** start Dataset records **

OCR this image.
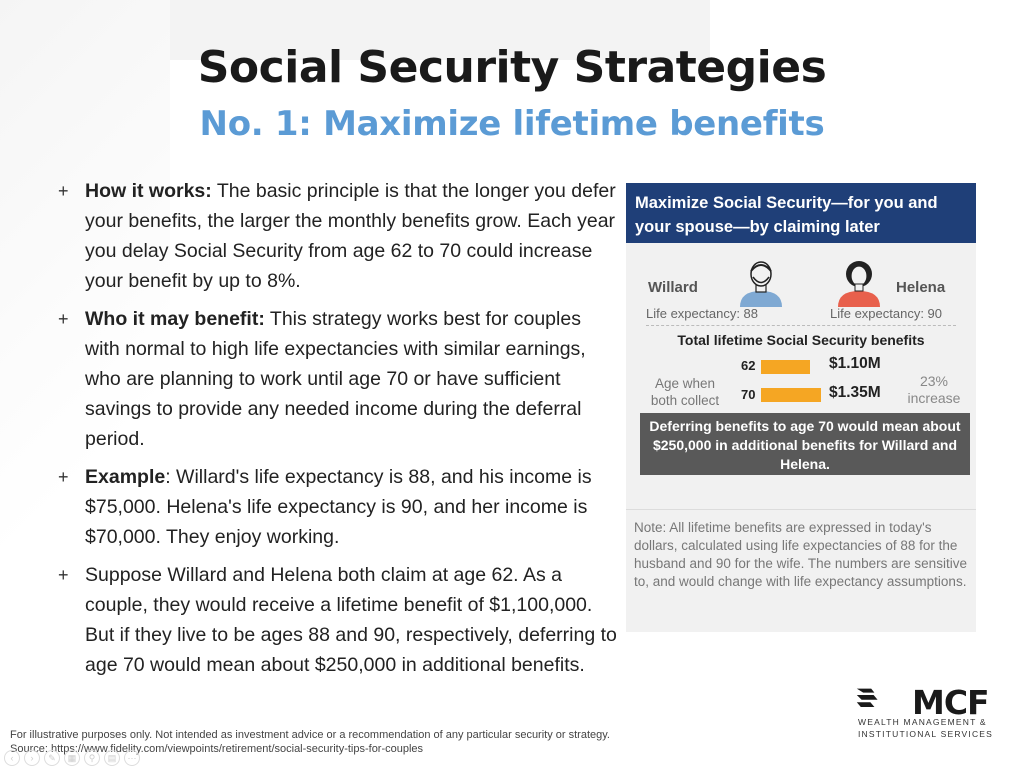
Social Security Strategies
No. 1: Maximize lifetime benefits
+ How it works: The basic principle is that the longer you defer your benefits, the larger the monthly benefits grow. Each year you delay Social Security from age 62 to 70 could increase your benefit by up to 8%.
+ Who it may benefit: This strategy works best for couples with normal to high life expectancies with similar earnings, who are planning to work until age 70 or have sufficient savings to provide any needed income during the deferral period.
+ Example: Willard's life expectancy is 88, and his income is $75,000. Helena's life expectancy is 90, and her income is $70,000. They enjoy working.
+ Suppose Willard and Helena both claim at age 62. As a couple, they would receive a lifetime benefit of $1,100,000. But if they live to be ages 88 and 90, respectively, deferring to age 70 would mean about $250,000 in additional benefits.
Maximize Social Security—for you and your spouse—by claiming later
Willard	Helena
Life expectancy: 88	Life expectancy: 90
Total lifetime Social Security benefits
Age when both collect
62	$1.10M
70	$1.35M
23% increase
Deferring benefits to age 70 would mean about $250,000 in additional benefits for Willard and Helena.
Note: All lifetime benefits are expressed in today's dollars, calculated using life expectancies of 88 for the husband and 90 for the wife. The numbers are sensitive to, and would change with life expectancy assumptions.
For illustrative purposes only. Not intended as investment advice or a recommendation of any particular security or strategy.
Source: https://www.fidelity.com/viewpoints/retirement/social-security-tips-for-couples
MCF
WEALTH MANAGEMENT &
INSTITUTIONAL SERVICES
‹	›	✎	▦	⚲	▤	⋯
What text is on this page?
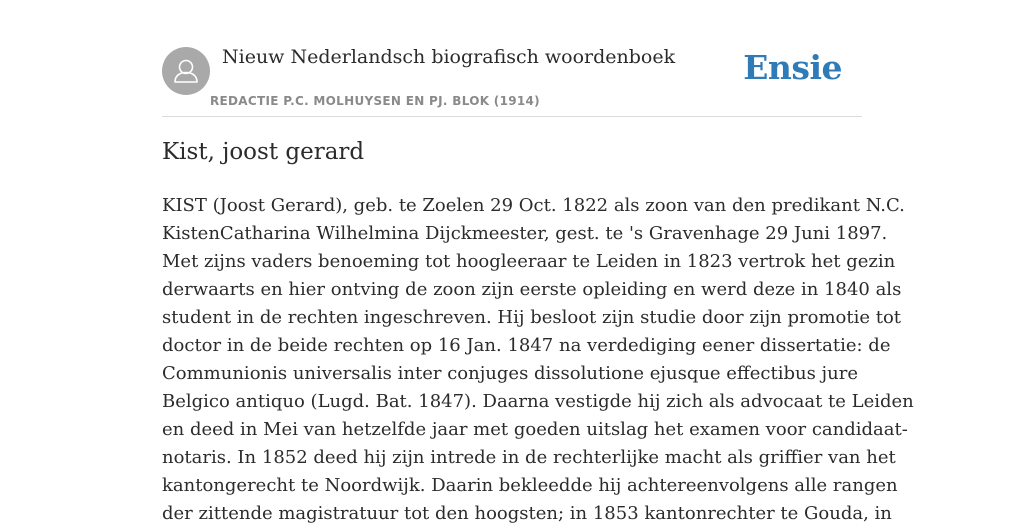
Nieuw Nederlandsch biografisch woordenboek
REDACTIE P.C. MOLHUYSEN EN PJ. BLOK (1914)
Ensie
Kist, joost gerard
KIST (Joost Gerard), geb. te Zoelen 29 Oct. 1822 als zoon van den predikant N.C.
KistenCatharina Wilhelmina Dijckmeester, gest. te 's Gravenhage 29 Juni 1897.
Met zijns vaders benoeming tot hoogleeraar te Leiden in 1823 vertrok het gezin
derwaarts en hier ontving de zoon zijn eerste opleiding en werd deze in 1840 als
student in de rechten ingeschreven. Hij besloot zijn studie door zijn promotie tot
doctor in de beide rechten op 16 Jan. 1847 na verdediging eener dissertatie: de
Communionis universalis inter conjuges dissolutione ejusque effectibus jure
Belgico antiquo (Lugd. Bat. 1847). Daarna vestigde hij zich als advocaat te Leiden
en deed in Mei van hetzelfde jaar met goeden uitslag het examen voor candidaat-
notaris. In 1852 deed hij zijn intrede in de rechterlijke macht als griffier van het
kantongerecht te Noordwijk. Daarin bekleedde hij achtereenvolgens alle rangen
der zittende magistratuur tot den hoogsten; in 1853 kantonrechter te Gouda, in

** end Dataset records **

**Your instructions:** Print each entry shown above with exact wording and no pictures.

**Output of the exercise:**
OCR this image.
Social Security Strategies
No. 1: Maximize lifetime benefits
+ How it works: The basic principle is that the longer you defer your benefits, the larger the monthly benefits grow. Each year you delay Social Security from age 62 to 70 could increase your benefit by up to 8%.
+ Who it may benefit: This strategy works best for couples with normal to high life expectancies with similar earnings, who are planning to work until age 70 or have sufficient savings to provide any needed income during the deferral period.
+ Example: Willard's life expectancy is 88, and his income is $75,000. Helena's life expectancy is 90, and her income is $70,000. They enjoy working.
+ Suppose Willard and Helena both claim at age 62. As a couple, they would receive a lifetime benefit of $1,100,000. But if they live to be ages 88 and 90, respectively, deferring to age 70 would mean about $250,000 in additional benefits.
Maximize Social Security—for you and your spouse—by claiming later
Willard	Helena
Life expectancy: 88	Life expectancy: 90
Total lifetime Social Security benefits
Age when both collect
62	$1.10M
70	$1.35M
23% increase
Deferring benefits to age 70 would mean about $250,000 in additional benefits for Willard and Helena.
Note: All lifetime benefits are expressed in today's dollars, calculated using life expectancies of 88 for the husband and 90 for the wife. The numbers are sensitive to, and would change with life expectancy assumptions.
For illustrative purposes only. Not intended as investment advice or a recommendation of any particular security or strategy.
Source: https://www.fidelity.com/viewpoints/retirement/social-security-tips-for-couples
MCF
WEALTH MANAGEMENT &
INSTITUTIONAL SERVICES
‹	›	✎	▦	⚲	▤	⋯
What text is on this page?
Nieuw Nederlandsch biografisch woordenboek
REDACTIE P.C. MOLHUYSEN EN PJ. BLOK (1914)
Ensie
Kist, joost gerard
KIST (Joost Gerard), geb. te Zoelen 29 Oct. 1822 als zoon van den predikant N.C.
KistenCatharina Wilhelmina Dijckmeester, gest. te 's Gravenhage 29 Juni 1897.
Met zijns vaders benoeming tot hoogleeraar te Leiden in 1823 vertrok het gezin
derwaarts en hier ontving de zoon zijn eerste opleiding en werd deze in 1840 als
student in de rechten ingeschreven. Hij besloot zijn studie door zijn promotie tot
doctor in de beide rechten op 16 Jan. 1847 na verdediging eener dissertatie: de
Communionis universalis inter conjuges dissolutione ejusque effectibus jure
Belgico antiquo (Lugd. Bat. 1847). Daarna vestigde hij zich als advocaat te Leiden
en deed in Mei van hetzelfde jaar met goeden uitslag het examen voor candidaat-
notaris. In 1852 deed hij zijn intrede in de rechterlijke macht als griffier van het
kantongerecht te Noordwijk. Daarin bekleedde hij achtereenvolgens alle rangen
der zittende magistratuur tot den hoogsten; in 1853 kantonrechter te Gouda, in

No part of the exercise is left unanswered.